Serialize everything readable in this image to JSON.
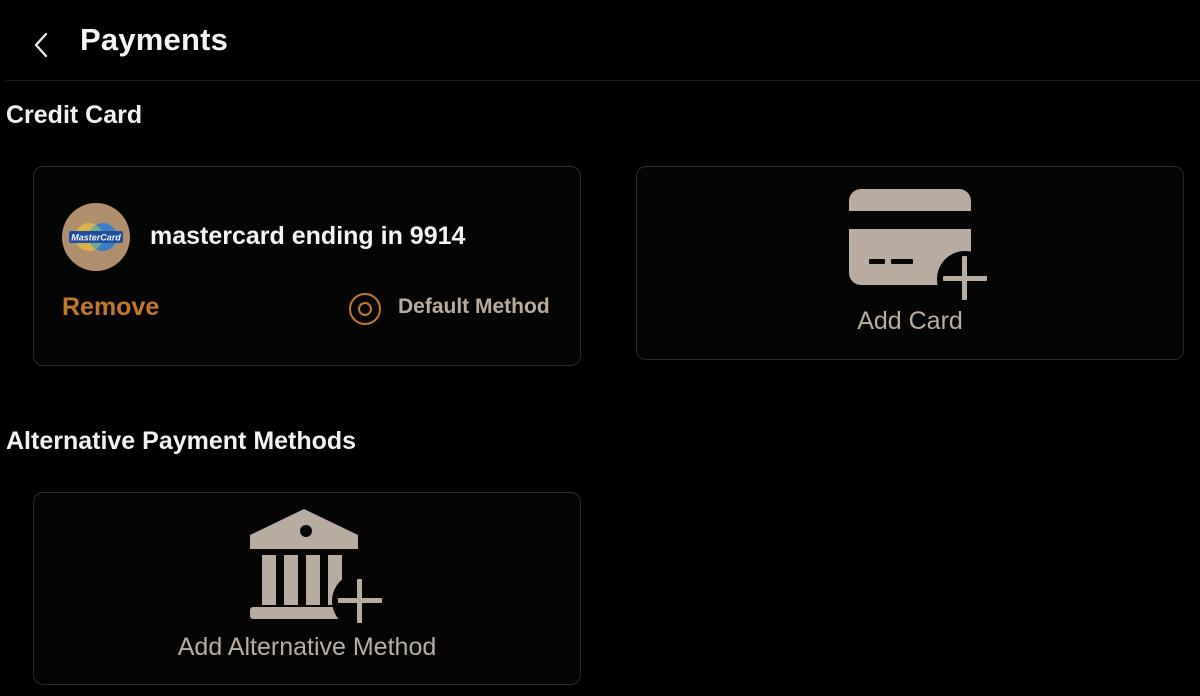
{
  "header": {
    "title": "Payments",
    "back_icon": "chevron-left-icon"
  },
  "credit_card_section": {
    "title": "Credit Card",
    "existing_card": {
      "brand_logo_text": "MasterCard",
      "name": "mastercard ending in 9914",
      "remove_label": "Remove",
      "default_label": "Default Method",
      "default_selected": true
    },
    "add_card": {
      "label": "Add Card",
      "icon": "credit-card-add-icon"
    }
  },
  "alternative_section": {
    "title": "Alternative Payment Methods",
    "add_alternative": {
      "label": "Add Alternative Method",
      "icon": "bank-add-icon"
    }
  },
  "colors": {
    "background": "#000000",
    "accent": "#c0782e",
    "icon_tint": "#b8aca0",
    "card_border": "#2a2a2a",
    "logo_bg": "#b28f6c"
  }
}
# # #
- [Task brief]
Copy out each line of the material that holds the word "title".

- [Task output]
    "title": "Payments",
    "title": "Credit Card",
    "title": "Alternative Payment Methods",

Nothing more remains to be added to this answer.